EXERCISE DESCRIPTION
Work out how many lines of the records contain "username". Answer with the number and nothing else.

☆ ☆ ☆ ☆ ☆ ☆ ☆

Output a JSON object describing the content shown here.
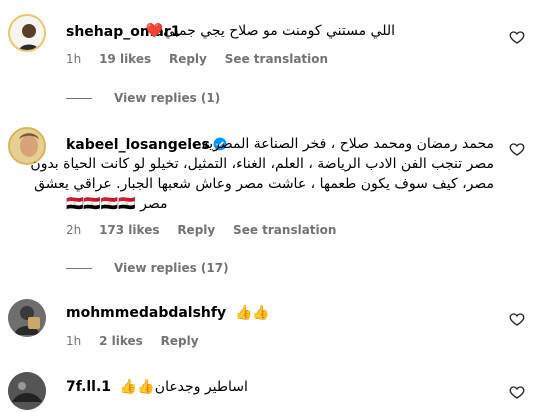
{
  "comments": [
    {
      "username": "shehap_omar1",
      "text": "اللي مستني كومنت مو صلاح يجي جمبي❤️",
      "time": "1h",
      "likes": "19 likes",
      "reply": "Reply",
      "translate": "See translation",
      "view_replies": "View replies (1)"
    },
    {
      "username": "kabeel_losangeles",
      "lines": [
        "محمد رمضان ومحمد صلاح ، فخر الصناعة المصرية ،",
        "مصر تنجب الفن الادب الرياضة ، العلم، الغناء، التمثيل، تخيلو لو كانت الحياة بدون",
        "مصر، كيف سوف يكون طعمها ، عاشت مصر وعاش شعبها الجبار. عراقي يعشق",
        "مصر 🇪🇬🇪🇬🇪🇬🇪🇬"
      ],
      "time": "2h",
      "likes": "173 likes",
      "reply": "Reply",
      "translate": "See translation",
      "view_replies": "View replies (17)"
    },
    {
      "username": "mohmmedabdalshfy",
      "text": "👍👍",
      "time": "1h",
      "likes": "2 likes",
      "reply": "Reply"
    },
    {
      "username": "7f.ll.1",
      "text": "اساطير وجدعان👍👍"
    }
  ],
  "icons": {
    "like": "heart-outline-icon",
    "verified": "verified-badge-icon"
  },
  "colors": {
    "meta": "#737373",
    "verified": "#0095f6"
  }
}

☆ ☆ ☆ ☆ ☆ ☆ ☆

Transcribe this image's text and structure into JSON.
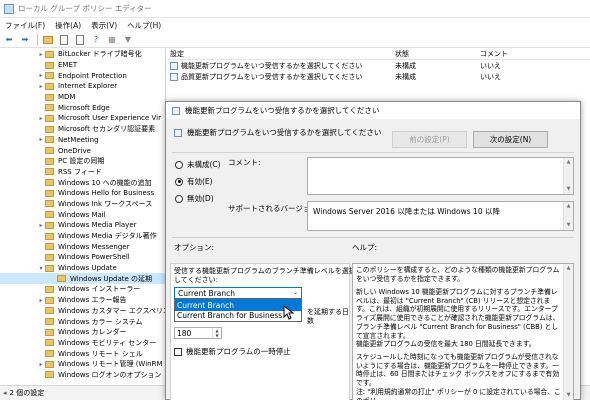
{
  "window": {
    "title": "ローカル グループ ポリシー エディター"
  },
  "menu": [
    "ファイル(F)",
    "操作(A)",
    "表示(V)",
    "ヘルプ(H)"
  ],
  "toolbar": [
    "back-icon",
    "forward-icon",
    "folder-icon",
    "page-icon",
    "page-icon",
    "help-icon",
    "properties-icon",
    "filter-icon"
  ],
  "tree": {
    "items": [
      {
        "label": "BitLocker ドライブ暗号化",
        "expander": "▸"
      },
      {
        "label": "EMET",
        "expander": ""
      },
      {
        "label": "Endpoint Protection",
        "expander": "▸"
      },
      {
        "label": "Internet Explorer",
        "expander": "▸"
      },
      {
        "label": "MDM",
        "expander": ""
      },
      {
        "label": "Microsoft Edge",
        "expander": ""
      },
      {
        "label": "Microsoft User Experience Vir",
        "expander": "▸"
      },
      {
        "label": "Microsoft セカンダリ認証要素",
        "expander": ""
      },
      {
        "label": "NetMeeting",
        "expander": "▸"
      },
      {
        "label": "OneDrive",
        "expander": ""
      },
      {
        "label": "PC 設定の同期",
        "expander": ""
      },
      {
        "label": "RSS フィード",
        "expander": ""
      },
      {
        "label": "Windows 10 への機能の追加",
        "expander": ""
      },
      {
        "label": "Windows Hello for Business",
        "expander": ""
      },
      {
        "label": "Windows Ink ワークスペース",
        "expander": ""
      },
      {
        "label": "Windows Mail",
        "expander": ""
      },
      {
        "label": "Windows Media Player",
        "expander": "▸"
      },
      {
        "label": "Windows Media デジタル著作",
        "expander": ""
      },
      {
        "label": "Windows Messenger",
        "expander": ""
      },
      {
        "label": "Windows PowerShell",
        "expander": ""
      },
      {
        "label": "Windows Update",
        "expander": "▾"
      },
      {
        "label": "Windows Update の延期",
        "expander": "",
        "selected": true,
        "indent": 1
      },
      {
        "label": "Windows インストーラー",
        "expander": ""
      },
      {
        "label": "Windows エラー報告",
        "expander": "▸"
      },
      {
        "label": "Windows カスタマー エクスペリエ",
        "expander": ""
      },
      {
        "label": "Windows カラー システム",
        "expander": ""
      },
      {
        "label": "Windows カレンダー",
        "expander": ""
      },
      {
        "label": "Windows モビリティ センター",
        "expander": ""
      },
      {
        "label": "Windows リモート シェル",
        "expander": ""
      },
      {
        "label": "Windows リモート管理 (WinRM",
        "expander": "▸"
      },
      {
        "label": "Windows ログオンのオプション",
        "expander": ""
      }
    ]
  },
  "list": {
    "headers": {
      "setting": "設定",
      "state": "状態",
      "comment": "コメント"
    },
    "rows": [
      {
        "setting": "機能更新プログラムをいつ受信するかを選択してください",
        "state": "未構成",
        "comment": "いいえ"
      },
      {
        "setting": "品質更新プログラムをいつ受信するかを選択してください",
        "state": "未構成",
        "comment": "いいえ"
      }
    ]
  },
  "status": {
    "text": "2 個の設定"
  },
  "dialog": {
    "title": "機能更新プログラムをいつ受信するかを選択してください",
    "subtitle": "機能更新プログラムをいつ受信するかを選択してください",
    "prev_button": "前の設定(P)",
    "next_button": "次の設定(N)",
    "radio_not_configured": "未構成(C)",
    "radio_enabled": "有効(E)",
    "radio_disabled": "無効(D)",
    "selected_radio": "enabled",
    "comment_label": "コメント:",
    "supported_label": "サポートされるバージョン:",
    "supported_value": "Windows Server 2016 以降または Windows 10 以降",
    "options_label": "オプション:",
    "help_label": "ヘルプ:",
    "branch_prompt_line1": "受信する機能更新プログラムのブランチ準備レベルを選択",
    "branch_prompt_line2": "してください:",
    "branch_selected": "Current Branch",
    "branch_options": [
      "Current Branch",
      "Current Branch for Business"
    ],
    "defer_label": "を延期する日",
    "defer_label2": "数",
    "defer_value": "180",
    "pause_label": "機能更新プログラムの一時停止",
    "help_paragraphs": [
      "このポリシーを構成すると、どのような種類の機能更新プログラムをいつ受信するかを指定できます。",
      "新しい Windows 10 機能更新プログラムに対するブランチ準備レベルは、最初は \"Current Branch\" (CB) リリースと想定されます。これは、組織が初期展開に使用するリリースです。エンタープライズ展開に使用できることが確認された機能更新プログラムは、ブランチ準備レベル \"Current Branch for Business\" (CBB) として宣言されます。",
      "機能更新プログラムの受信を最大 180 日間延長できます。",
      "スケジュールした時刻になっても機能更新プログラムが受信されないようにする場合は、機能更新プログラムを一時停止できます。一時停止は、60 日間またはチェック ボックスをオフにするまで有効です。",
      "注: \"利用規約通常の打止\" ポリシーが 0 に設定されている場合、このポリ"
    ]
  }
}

☆ ☆ ☆ ☆ ☆ ☆ ☆

RESPONSE FOR THIS EXERCISE
4